> Problem description
Output every line exactly as written. Leave out pictures.

> Entries

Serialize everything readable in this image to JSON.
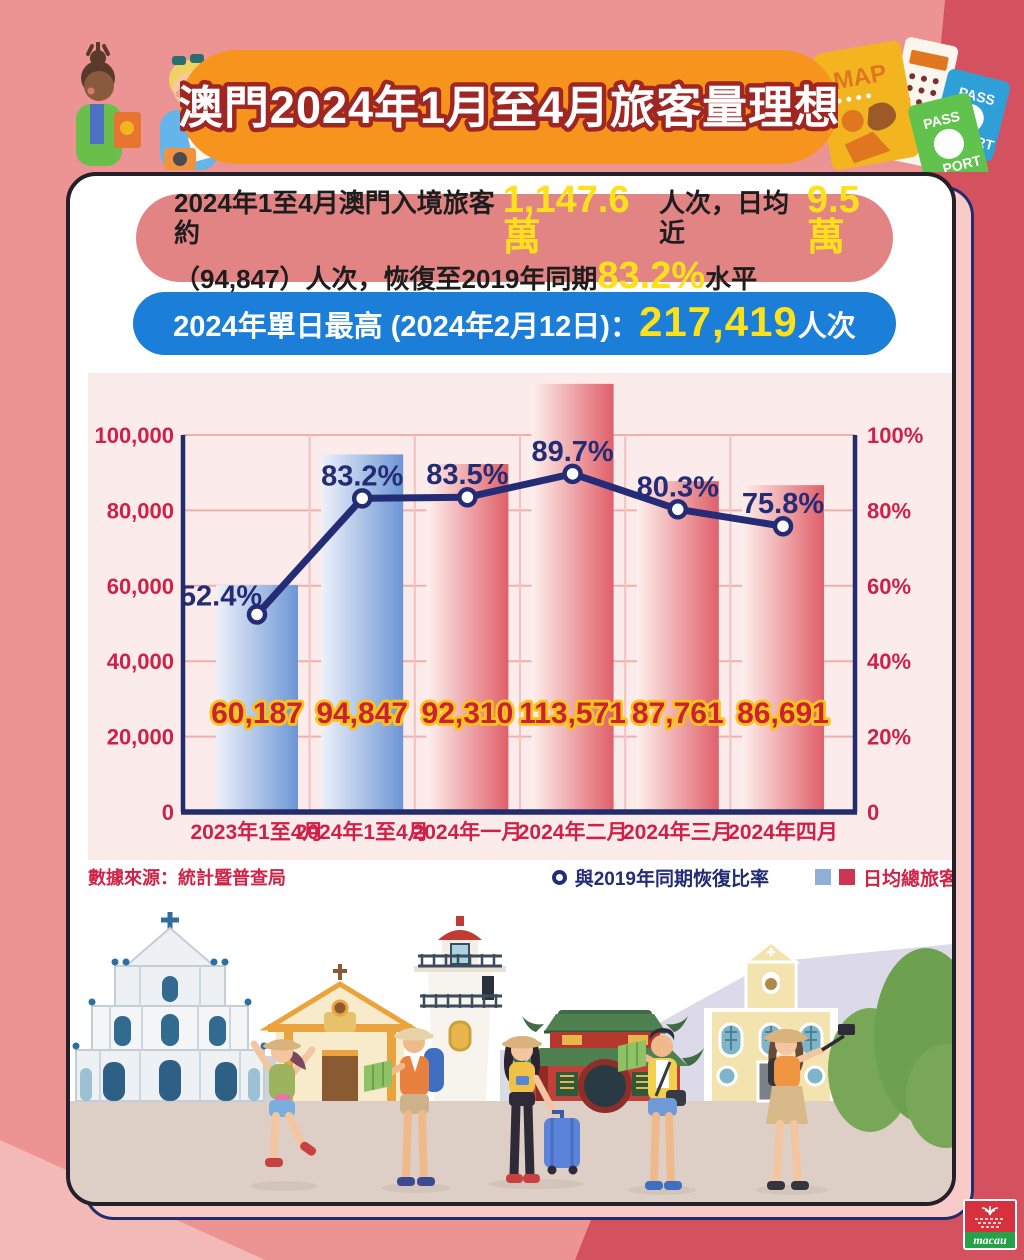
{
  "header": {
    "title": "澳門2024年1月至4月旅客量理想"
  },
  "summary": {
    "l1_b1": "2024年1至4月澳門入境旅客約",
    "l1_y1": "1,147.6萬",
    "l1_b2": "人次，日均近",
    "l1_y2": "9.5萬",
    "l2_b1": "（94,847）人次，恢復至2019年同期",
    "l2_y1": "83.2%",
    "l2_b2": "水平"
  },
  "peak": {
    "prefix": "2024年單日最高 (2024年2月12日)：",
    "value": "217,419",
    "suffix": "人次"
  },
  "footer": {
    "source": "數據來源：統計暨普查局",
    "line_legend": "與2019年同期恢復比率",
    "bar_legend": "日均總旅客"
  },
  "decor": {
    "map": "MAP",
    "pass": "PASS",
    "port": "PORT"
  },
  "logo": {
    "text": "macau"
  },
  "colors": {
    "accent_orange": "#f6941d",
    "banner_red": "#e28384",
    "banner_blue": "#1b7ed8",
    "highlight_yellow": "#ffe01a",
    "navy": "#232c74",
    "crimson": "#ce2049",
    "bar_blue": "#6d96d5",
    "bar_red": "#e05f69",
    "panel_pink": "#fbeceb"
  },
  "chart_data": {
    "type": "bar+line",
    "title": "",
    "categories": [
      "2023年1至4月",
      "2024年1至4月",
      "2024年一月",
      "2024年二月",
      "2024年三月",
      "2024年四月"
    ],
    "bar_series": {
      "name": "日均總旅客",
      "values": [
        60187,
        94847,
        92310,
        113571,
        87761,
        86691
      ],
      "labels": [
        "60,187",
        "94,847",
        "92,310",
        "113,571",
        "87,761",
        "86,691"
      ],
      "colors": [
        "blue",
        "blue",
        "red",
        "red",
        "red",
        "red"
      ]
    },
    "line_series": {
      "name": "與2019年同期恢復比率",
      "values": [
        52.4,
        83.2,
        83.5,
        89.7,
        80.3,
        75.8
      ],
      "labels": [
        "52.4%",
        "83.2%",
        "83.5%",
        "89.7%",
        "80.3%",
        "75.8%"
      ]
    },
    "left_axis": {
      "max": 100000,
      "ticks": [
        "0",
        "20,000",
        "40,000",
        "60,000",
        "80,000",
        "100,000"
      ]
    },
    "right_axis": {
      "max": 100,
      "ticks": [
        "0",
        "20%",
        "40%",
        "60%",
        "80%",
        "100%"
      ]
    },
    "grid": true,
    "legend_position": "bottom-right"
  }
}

> Result
Serialize everything readable in this image to JSON.
{
  "header": {
    "title": "澳門2024年1月至4月旅客量理想"
  },
  "summary": {
    "l1_b1": "2024年1至4月澳門入境旅客約",
    "l1_y1": "1,147.6萬",
    "l1_b2": "人次，日均近",
    "l1_y2": "9.5萬",
    "l2_b1": "（94,847）人次，恢復至2019年同期",
    "l2_y1": "83.2%",
    "l2_b2": "水平"
  },
  "peak": {
    "prefix": "2024年單日最高 (2024年2月12日)：",
    "value": "217,419",
    "suffix": "人次"
  },
  "footer": {
    "source": "數據來源：統計暨普查局",
    "line_legend": "與2019年同期恢復比率",
    "bar_legend": "日均總旅客"
  },
  "decor": {
    "map": "MAP",
    "pass": "PASS",
    "port": "PORT"
  },
  "logo": {
    "text": "macau"
  },
  "colors": {
    "accent_orange": "#f6941d",
    "banner_red": "#e28384",
    "banner_blue": "#1b7ed8",
    "highlight_yellow": "#ffe01a",
    "navy": "#232c74",
    "crimson": "#ce2049",
    "bar_blue": "#6d96d5",
    "bar_red": "#e05f69",
    "panel_pink": "#fbeceb"
  },
  "chart_data": {
    "type": "bar+line",
    "title": "",
    "categories": [
      "2023年1至4月",
      "2024年1至4月",
      "2024年一月",
      "2024年二月",
      "2024年三月",
      "2024年四月"
    ],
    "bar_series": {
      "name": "日均總旅客",
      "values": [
        60187,
        94847,
        92310,
        113571,
        87761,
        86691
      ],
      "labels": [
        "60,187",
        "94,847",
        "92,310",
        "113,571",
        "87,761",
        "86,691"
      ],
      "colors": [
        "blue",
        "blue",
        "red",
        "red",
        "red",
        "red"
      ]
    },
    "line_series": {
      "name": "與2019年同期恢復比率",
      "values": [
        52.4,
        83.2,
        83.5,
        89.7,
        80.3,
        75.8
      ],
      "labels": [
        "52.4%",
        "83.2%",
        "83.5%",
        "89.7%",
        "80.3%",
        "75.8%"
      ]
    },
    "left_axis": {
      "max": 100000,
      "ticks": [
        "0",
        "20,000",
        "40,000",
        "60,000",
        "80,000",
        "100,000"
      ]
    },
    "right_axis": {
      "max": 100,
      "ticks": [
        "0",
        "20%",
        "40%",
        "60%",
        "80%",
        "100%"
      ]
    },
    "grid": true,
    "legend_position": "bottom-right"
  }
}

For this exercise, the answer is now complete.